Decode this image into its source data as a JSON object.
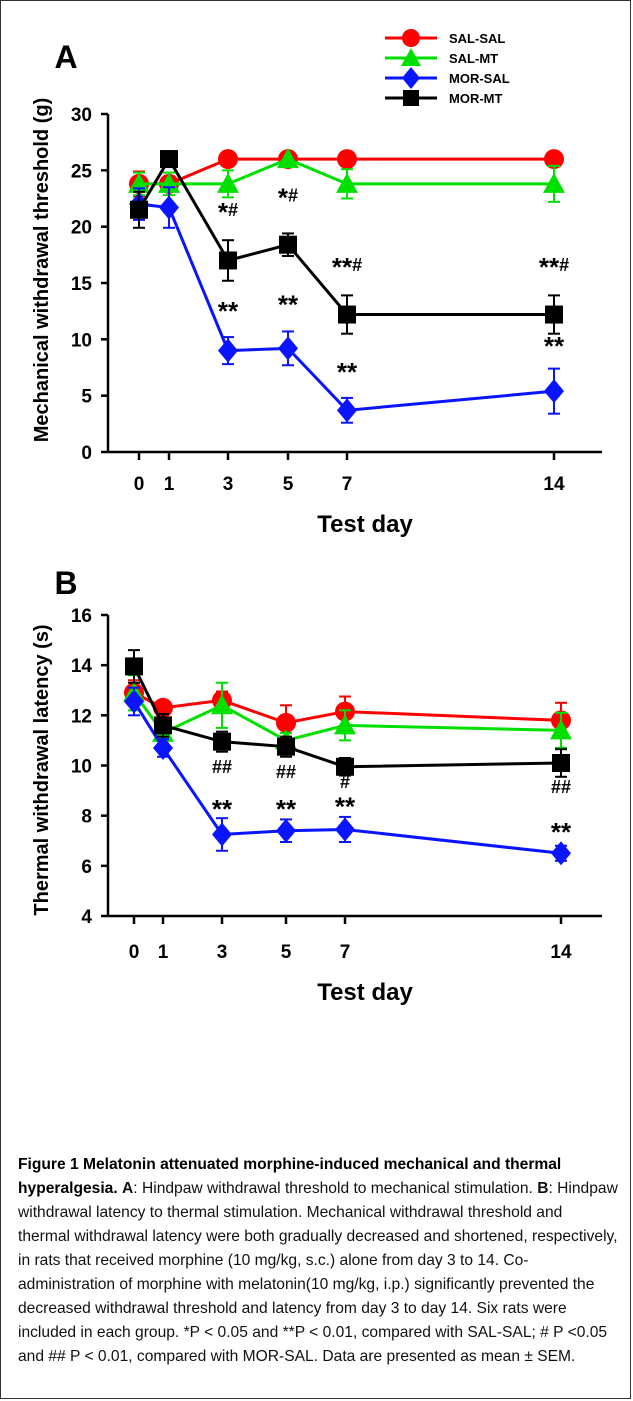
{
  "chart_data": [
    {
      "type": "line",
      "panel_label": "A",
      "title": "",
      "xlabel": "Test day",
      "ylabel": "Mechanical withdrawal threshold (g)",
      "x": [
        0,
        1,
        3,
        5,
        7,
        14
      ],
      "x_ticks": [
        "0",
        "1",
        "3",
        "5",
        "7",
        "14"
      ],
      "y_ticks": [
        "0",
        "5",
        "10",
        "15",
        "20",
        "25",
        "30"
      ],
      "ylim": [
        0,
        30
      ],
      "grid": false,
      "legend_position": "top-right",
      "series": [
        {
          "name": "SAL-SAL",
          "color": "#ff0000",
          "marker": "circle",
          "values": [
            23.8,
            23.8,
            26,
            26,
            26,
            26
          ],
          "errors": [
            1.1,
            0.6,
            0,
            0,
            0,
            0
          ]
        },
        {
          "name": "SAL-MT",
          "color": "#00e000",
          "marker": "triangle",
          "values": [
            23.8,
            23.8,
            23.8,
            26,
            23.8,
            23.8
          ],
          "errors": [
            1.0,
            1.0,
            1.2,
            0,
            1.3,
            1.6
          ]
        },
        {
          "name": "MOR-SAL",
          "color": "#0a14ff",
          "marker": "diamond",
          "values": [
            22.0,
            21.7,
            9.0,
            9.2,
            3.7,
            5.4
          ],
          "errors": [
            1.4,
            1.8,
            1.2,
            1.5,
            1.1,
            2.0
          ]
        },
        {
          "name": "MOR-MT",
          "color": "#000000",
          "marker": "square",
          "values": [
            21.5,
            26,
            17.0,
            18.4,
            12.2,
            12.2
          ],
          "errors": [
            1.6,
            0,
            1.8,
            1.0,
            1.7,
            1.7
          ]
        }
      ],
      "annotations": [
        {
          "x": 3,
          "y": 20.5,
          "text": "*#"
        },
        {
          "x": 5,
          "y": 21.8,
          "text": "*#"
        },
        {
          "x": 7,
          "y": 15.6,
          "text": "**#"
        },
        {
          "x": 14,
          "y": 15.6,
          "text": "**#"
        },
        {
          "x": 3,
          "y": 11.7,
          "text": "**"
        },
        {
          "x": 5,
          "y": 12.3,
          "text": "**"
        },
        {
          "x": 7,
          "y": 6.3,
          "text": "**"
        },
        {
          "x": 14,
          "y": 8.6,
          "text": "**"
        }
      ]
    },
    {
      "type": "line",
      "panel_label": "B",
      "title": "",
      "xlabel": "Test day",
      "ylabel": "Thermal withdrawal latency (s)",
      "x": [
        0,
        1,
        3,
        5,
        7,
        14
      ],
      "x_ticks": [
        "0",
        "1",
        "3",
        "5",
        "7",
        "14"
      ],
      "y_ticks": [
        "4",
        "6",
        "8",
        "10",
        "12",
        "14",
        "16"
      ],
      "ylim": [
        4,
        16
      ],
      "grid": false,
      "legend_position": "none",
      "series": [
        {
          "name": "SAL-SAL",
          "color": "#ff0000",
          "marker": "circle",
          "values": [
            12.9,
            12.3,
            12.6,
            11.7,
            12.15,
            11.8
          ],
          "errors": [
            0.5,
            0.25,
            0.35,
            0.7,
            0.6,
            0.7
          ]
        },
        {
          "name": "SAL-MT",
          "color": "#00e000",
          "marker": "triangle",
          "values": [
            12.9,
            11.3,
            12.4,
            11.0,
            11.6,
            11.4
          ],
          "errors": [
            0.7,
            0.3,
            0.9,
            0.3,
            0.6,
            0.7
          ]
        },
        {
          "name": "MOR-SAL",
          "color": "#0a14ff",
          "marker": "diamond",
          "values": [
            12.55,
            10.7,
            7.25,
            7.4,
            7.45,
            6.5
          ],
          "errors": [
            0.55,
            0.35,
            0.65,
            0.45,
            0.5,
            0.3
          ]
        },
        {
          "name": "MOR-MT",
          "color": "#000000",
          "marker": "square",
          "values": [
            13.95,
            11.6,
            10.95,
            10.75,
            9.95,
            10.1
          ],
          "errors": [
            0.65,
            0.45,
            0.4,
            0.4,
            0.35,
            0.55
          ]
        }
      ],
      "annotations": [
        {
          "x": 3,
          "y": 9.7,
          "text": "##"
        },
        {
          "x": 5,
          "y": 9.5,
          "text": "##"
        },
        {
          "x": 7,
          "y": 9.1,
          "text": "#"
        },
        {
          "x": 14,
          "y": 8.9,
          "text": "##"
        },
        {
          "x": 3,
          "y": 7.9,
          "text": "**"
        },
        {
          "x": 5,
          "y": 7.9,
          "text": "**"
        },
        {
          "x": 7,
          "y": 8.0,
          "text": "**"
        },
        {
          "x": 14,
          "y": 7.0,
          "text": "**"
        }
      ]
    }
  ],
  "caption": {
    "title": "Figure 1 Melatonin attenuated morphine-induced mechanical and thermal hyperalgesia.",
    "a_label": "A",
    "a_text": ": Hindpaw withdrawal threshold to mechanical stimulation.",
    "b_label": "B",
    "b_text": ": Hindpaw withdrawal latency to thermal stimulation. Mechanical withdrawal threshold and thermal withdrawal latency were both gradually decreased and shortened, respectively, in rats that received morphine (10 mg/kg, s.c.) alone from day 3 to 14. Co-administration of morphine with melatonin(10 mg/kg, i.p.) significantly prevented the decreased withdrawal threshold and latency from day 3 to day 14. Six rats were included in each group. *P < 0.05 and **P < 0.01, compared with SAL-SAL; # P <0.05 and ## P < 0.01, compared with MOR-SAL. Data are presented as mean ± SEM."
  }
}
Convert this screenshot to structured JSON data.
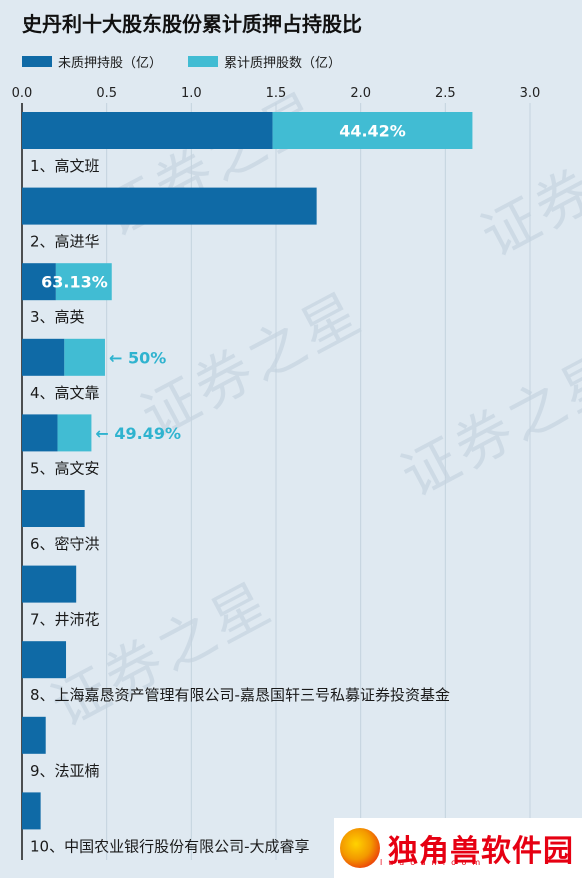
{
  "title": "史丹利十大股东股份累计质押占持股比",
  "legend": {
    "unpledged": "未质押持股（亿）",
    "pledged": "累计质押股数（亿）"
  },
  "colors": {
    "unpledged": "#0f6aa6",
    "pledged": "#41bcd3",
    "annotation": "#2fb3cf",
    "grid": "#c4d3de",
    "background": "#dfe9f1"
  },
  "watermark": "证券之星",
  "logo": {
    "text": "独角兽软件园",
    "sub": "luacan.com"
  },
  "chart_data": {
    "type": "bar",
    "orientation": "horizontal",
    "stacked": true,
    "xlim": [
      0,
      3.0
    ],
    "xticks": [
      "0.0",
      "0.5",
      "1.0",
      "1.5",
      "2.0",
      "2.5",
      "3.0"
    ],
    "tick_values": [
      0,
      0.5,
      1.0,
      1.5,
      2.0,
      2.5,
      3.0
    ],
    "grid": true,
    "legend_position": "top-left",
    "categories": [
      "1、高文班",
      "2、高进华",
      "3、高英",
      "4、高文靠",
      "5、高文安",
      "6、密守洪",
      "7、井沛花",
      "8、上海嘉恳资产管理有限公司-嘉恳国轩三号私募证券投资基金",
      "9、法亚楠",
      "10、中国农业银行股份有限公司-大成睿享"
    ],
    "series": [
      {
        "name": "未质押持股（亿）",
        "values": [
          1.48,
          1.74,
          0.2,
          0.25,
          0.21,
          0.37,
          0.32,
          0.26,
          0.14,
          0.11
        ]
      },
      {
        "name": "累计质押股数（亿）",
        "values": [
          1.18,
          0,
          0.33,
          0.24,
          0.2,
          0,
          0,
          0,
          0,
          0
        ]
      }
    ],
    "annotations": [
      "44.42%",
      "",
      "63.13%",
      "← 50%",
      "← 49.49%",
      "",
      "",
      "",
      "",
      ""
    ],
    "annotation_style": [
      "inside",
      "",
      "inside",
      "outside",
      "outside",
      "",
      "",
      "",
      "",
      ""
    ]
  }
}
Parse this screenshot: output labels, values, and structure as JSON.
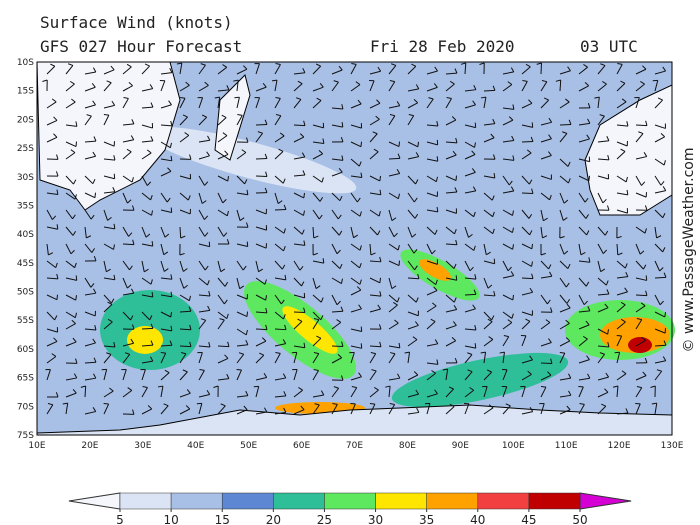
{
  "header": {
    "title": "Surface Wind (knots)",
    "model": "GFS 027 Hour Forecast",
    "date": "Fri 28 Feb 2020",
    "time": "03 UTC"
  },
  "map": {
    "lat_labels": [
      "10S",
      "15S",
      "20S",
      "25S",
      "30S",
      "35S",
      "40S",
      "45S",
      "50S",
      "55S",
      "60S",
      "65S",
      "70S",
      "75S"
    ],
    "lon_labels": [
      "10E",
      "20E",
      "30E",
      "40E",
      "50E",
      "60E",
      "70E",
      "80E",
      "90E",
      "100E",
      "110E",
      "120E",
      "130E"
    ]
  },
  "colorbar": {
    "ticks": [
      5,
      10,
      15,
      20,
      25,
      30,
      35,
      40,
      45,
      50
    ],
    "colors": [
      "#f4f6fc",
      "#dbe4f4",
      "#a8bfe6",
      "#5d87d2",
      "#2fbf98",
      "#5ee860",
      "#ffe600",
      "#ffa200",
      "#f24040",
      "#c00000",
      "#d400d4"
    ]
  },
  "credit": "© www.PassageWeather.com"
}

┄┄┄┄┄┄┄┄┄┄┄┄┄┄┄┄┄┄┄┄

What to produce: Copy all lines in the listing above where the string "unpledged" appears.

Complete response:
    "unpledged": "未质押持股（亿）",
    "unpledged": "#0f6aa6",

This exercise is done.